═════ Input ═════

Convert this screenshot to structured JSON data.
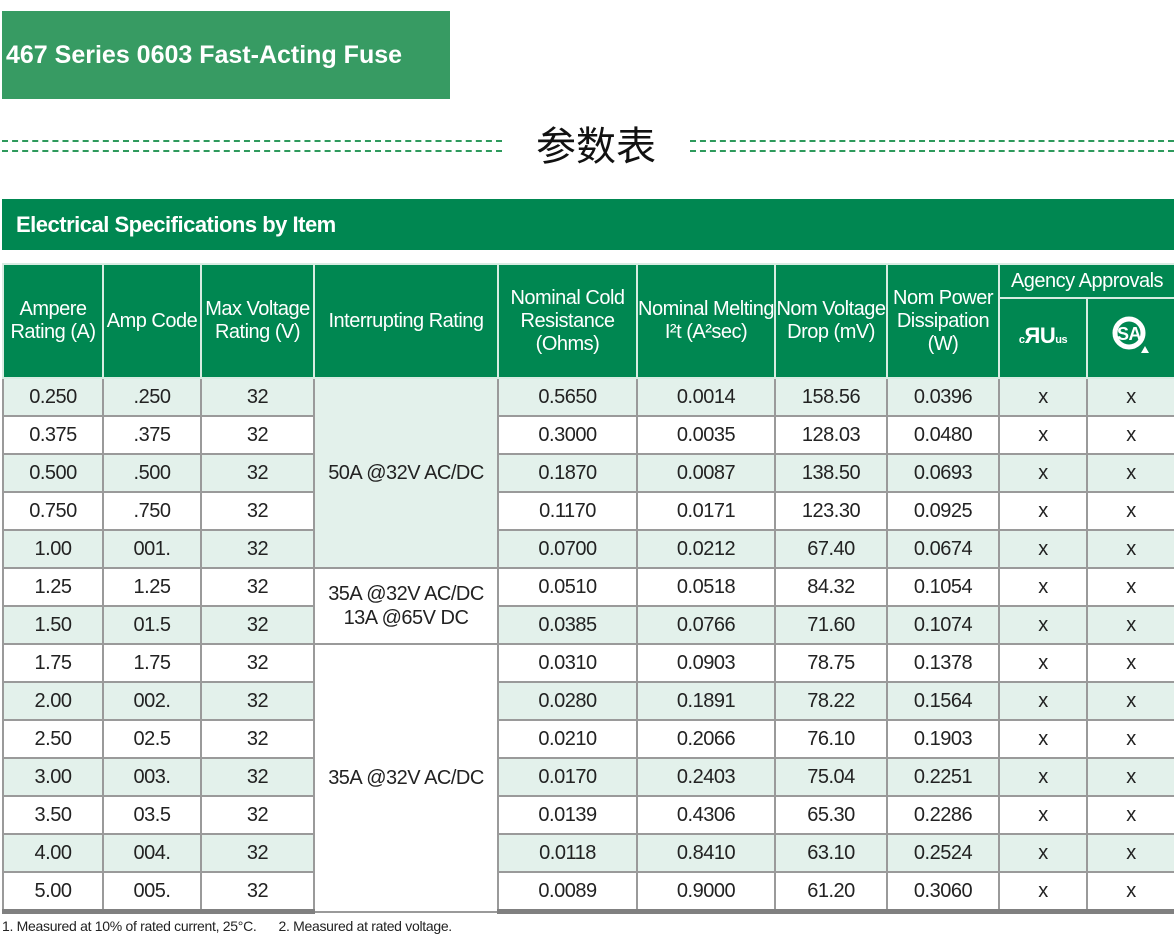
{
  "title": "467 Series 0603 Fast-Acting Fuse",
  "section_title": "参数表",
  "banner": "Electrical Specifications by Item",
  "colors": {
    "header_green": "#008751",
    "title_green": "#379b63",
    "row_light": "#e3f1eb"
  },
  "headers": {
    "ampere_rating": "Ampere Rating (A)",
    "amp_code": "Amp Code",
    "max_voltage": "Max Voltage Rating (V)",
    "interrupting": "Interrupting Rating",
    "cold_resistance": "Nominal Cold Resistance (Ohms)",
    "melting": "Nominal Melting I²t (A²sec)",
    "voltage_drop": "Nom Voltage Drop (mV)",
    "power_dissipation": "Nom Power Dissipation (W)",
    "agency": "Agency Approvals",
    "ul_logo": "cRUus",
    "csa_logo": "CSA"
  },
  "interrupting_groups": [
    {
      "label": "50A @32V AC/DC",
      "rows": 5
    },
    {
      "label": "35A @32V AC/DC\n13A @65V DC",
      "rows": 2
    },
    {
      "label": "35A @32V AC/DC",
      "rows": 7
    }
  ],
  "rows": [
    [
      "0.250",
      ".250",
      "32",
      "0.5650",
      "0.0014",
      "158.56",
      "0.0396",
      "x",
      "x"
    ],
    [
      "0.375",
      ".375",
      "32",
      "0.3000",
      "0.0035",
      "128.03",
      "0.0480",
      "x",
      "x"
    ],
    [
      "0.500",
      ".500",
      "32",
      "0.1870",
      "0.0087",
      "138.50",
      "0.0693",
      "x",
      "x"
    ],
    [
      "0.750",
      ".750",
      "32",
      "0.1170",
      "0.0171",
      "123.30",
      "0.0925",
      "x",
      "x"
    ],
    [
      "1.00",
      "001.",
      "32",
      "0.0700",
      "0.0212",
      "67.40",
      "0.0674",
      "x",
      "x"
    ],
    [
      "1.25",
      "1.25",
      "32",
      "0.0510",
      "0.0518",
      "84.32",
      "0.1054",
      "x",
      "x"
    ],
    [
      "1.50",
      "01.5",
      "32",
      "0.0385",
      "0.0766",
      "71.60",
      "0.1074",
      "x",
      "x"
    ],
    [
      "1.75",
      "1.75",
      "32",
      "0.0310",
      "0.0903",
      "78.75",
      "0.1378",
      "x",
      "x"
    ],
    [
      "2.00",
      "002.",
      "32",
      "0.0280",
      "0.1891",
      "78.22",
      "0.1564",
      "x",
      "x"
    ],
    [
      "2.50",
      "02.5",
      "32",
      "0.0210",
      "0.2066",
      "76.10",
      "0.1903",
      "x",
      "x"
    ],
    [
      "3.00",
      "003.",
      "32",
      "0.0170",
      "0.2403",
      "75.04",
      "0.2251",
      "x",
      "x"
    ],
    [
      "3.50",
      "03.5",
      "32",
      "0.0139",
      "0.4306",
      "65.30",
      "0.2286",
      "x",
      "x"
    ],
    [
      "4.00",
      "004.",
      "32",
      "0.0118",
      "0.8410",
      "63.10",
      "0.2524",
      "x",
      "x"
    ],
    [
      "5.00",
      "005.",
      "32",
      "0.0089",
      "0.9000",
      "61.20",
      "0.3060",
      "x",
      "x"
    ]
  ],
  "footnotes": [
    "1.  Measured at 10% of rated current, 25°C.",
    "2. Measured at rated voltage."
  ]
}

═════
═════ Input ═════

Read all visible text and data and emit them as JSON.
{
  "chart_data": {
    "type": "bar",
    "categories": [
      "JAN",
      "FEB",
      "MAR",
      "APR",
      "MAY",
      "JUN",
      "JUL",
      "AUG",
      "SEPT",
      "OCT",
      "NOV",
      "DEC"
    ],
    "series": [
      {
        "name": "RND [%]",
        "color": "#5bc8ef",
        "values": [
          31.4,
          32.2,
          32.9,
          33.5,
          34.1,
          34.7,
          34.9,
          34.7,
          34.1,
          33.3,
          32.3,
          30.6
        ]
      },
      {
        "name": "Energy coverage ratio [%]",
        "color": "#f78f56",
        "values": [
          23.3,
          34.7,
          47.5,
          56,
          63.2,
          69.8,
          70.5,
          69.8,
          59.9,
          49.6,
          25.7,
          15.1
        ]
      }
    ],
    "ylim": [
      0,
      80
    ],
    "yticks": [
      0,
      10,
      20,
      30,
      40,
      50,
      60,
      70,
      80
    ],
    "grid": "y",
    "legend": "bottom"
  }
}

═════

■ **Your task**
Return every line from the records above that holds the word "Rating".

■ **Answer for this exercise**
    "ampere_rating": "Ampere Rating (A)",
    "max_voltage": "Max Voltage Rating (V)",
    "interrupting": "Interrupting Rating",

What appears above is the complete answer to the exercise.